## Check your understanding
a) According to the Bristol Airport article, who owns the airport?
b) Write out, word for word, the part of the Bristol Airport article that opens with the words containing "Bristol Airport expansion" and closes with "used the airport.".
c) Continue the article on the Bristol Airport expansion appeal from its last sentence.

Bristol Airport expansion given green light on appeal

Bristol Airport’s expansion plans have been allowed on appeal in a decision branded “devastating” by opponents.

The airport, however, said it was "excellent news" for the region's economy.

The expansion allows the airport to increase its current capacity from 10 million to 12 million passengers a year, while adding thousands more parking spaces. It is yet to hit the current cap and before the pandemic fewer than nine million passengers used the airport.

Dave Lees, the airport's chief executive, welcomed the decision by the Planning Inspectorate.

He said: "The decision is excellent news for our region’s economy, allowing us to create thousands of new jobs in the years ahead and provide more choice for our customers, supporting inbound tourism, and reducing the millions of road journeys made to London airports each year.

"We will now push ahead with our multi-million-pound plans for net zero operations by 2030 and look forward to working with stakeholders and the community to deliver sustainable growth.”

North Somerset Council leader Don Davies expressed his “extreme disappointment” and said the decision after a 36-day inquiry “flies in the face of local democracy”.

He said the authority gave sound grounds for refusing permission in February 2020 and it is seeing if there are any grounds for challenging the Planning Inspectorate ruling.

Reacting to the news following an adjournment in the council’s executive meeting, Councillor Davies said: “The refusal was based on firm planning grounds and the belief the detrimental effect of the expansion of the airport on this area and the wider impact on the impacts on the environment outweighed the narrower benefits of airport expansion, which sit almost entirely in the commercial interests of the owners, a foreign pension fund.”

The airport is owned by the Ontario Teachers’ Pension Plan.

Councillor Davies said the council had mounted a "robust defence" of the council’s position and it was “extremely disappointing” the inspectors had overturned its decision.

How the planned expansion of Bristol airport might look (Bristol Airport)

The expansion was also opposed by Bristol City Council, Bath and North East Somerset Council, and the West of England Combined Authority.

“This simply flies in the face of local democracy and disregards the views of the local communities who fought equally hard to resist the expansion,” he said.

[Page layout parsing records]
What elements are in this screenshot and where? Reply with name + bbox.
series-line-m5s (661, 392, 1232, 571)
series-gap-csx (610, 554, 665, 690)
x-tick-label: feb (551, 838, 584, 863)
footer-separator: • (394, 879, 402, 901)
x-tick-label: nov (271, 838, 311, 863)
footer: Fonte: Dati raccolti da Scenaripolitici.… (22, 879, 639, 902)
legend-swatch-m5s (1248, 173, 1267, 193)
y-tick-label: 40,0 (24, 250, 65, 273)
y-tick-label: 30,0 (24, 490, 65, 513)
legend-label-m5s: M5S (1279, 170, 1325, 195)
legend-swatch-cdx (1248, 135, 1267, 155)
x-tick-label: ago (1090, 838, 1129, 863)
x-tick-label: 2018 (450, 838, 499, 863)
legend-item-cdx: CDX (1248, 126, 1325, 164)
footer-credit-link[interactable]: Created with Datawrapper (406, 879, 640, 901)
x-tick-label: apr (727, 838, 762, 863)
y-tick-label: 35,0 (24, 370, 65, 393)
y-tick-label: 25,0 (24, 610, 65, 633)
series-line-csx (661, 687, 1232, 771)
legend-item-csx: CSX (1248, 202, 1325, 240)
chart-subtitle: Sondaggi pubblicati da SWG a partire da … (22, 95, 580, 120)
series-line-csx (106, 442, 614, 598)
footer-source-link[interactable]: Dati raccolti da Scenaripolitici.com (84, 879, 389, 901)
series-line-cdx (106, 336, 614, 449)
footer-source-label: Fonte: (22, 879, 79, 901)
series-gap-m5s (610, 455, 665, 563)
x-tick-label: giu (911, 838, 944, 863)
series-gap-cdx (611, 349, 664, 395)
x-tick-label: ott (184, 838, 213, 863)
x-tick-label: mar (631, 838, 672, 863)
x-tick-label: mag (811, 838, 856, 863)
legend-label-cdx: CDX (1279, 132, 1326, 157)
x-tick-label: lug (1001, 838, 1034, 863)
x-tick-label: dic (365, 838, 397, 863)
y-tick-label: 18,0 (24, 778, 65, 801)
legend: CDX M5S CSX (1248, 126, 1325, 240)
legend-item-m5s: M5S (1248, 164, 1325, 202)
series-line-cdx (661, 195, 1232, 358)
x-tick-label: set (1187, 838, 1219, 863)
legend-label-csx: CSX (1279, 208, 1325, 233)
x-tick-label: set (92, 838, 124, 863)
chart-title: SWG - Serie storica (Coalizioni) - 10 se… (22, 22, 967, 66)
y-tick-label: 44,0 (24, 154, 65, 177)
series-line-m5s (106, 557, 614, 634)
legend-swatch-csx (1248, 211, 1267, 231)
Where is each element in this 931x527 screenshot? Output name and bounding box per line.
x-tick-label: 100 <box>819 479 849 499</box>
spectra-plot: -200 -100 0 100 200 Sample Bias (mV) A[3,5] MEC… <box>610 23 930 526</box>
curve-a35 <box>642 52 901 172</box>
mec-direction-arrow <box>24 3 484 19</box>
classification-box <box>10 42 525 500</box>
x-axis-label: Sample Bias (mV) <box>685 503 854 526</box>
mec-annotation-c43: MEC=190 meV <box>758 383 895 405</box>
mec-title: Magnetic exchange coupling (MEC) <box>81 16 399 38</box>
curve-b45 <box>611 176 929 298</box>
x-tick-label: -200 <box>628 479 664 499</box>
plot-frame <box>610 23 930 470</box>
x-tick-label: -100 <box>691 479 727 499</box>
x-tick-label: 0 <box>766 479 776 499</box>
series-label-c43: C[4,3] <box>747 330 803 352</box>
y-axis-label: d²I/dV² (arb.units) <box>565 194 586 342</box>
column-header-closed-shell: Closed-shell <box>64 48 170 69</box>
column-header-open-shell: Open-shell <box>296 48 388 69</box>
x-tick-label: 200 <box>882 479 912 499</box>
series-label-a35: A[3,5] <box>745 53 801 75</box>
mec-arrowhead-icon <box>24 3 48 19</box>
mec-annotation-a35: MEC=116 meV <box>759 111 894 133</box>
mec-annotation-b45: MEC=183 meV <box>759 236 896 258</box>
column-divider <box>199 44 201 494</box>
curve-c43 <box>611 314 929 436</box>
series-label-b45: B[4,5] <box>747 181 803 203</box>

## Your responses
a) The Ontario Teachers' Pension Plan.

b)
Bristol Airport expansion given green light on appeal

Bristol Airport’s expansion plans have been allowed on appeal in a decision branded “devastating” by opponents.

The airport, however, said it was "excellent news" for the region's economy.

The expansion allows the airport to increase its current capacity from 10 million to 12 million passengers a year, while adding thousands more parking spaces. It is yet to hit the current cap and before the pandemic fewer than nine million passengers used the airport.

c)
“It completely undermines our vision for a green North Somerset, our determination to tackle the climate emergency and the target we’ve set for the area to be carbon neutral by 2030.

“We face a climate emergency and to countenance yet more leisure flights that predominate from this airport is completely unacceptable from one of the main sources of greenhouse gas emissions.

“The airport’s important role in the region’s economy would have continued without expanding beyond its currently 10 million passengers a year limit."

Meanwhile, the CBI, one of the UK's biggest business organisations, welcomed the news. Last year, the membership body, said it supported Bristol Airport's decision to expand.

Ben Rhodes, CBI South West Director, said: “Bristol Airport’s expanded capacity will create opportunities for the South West’s world-class businesses, with the potential for new routes giving our region more direct connections and opening up new markets.

“We hope to see Bristol Airport generating thousands of new jobs in the coming years, helping to level-up the South West and drive forward our region’s economic recovery.”

However, the region's metro mayor, Dan Norris, said the "controversial decision" would be overturned by a future government.

The metro mayor blamed "out-of-date government policy" for the Bristol expansion decision, and said there needed to be an “urgent national conversation” about airports.

He said: “I am dismayed but not at all surprised by this decision. The government is in chaos on UK airport expansion as on pretty much everything else.

“The government’s lack of green policy on UK airport expansion has resulted in inspectors ignoring the voices of local people, and the resolution of the West of England Combined Authority which I lead."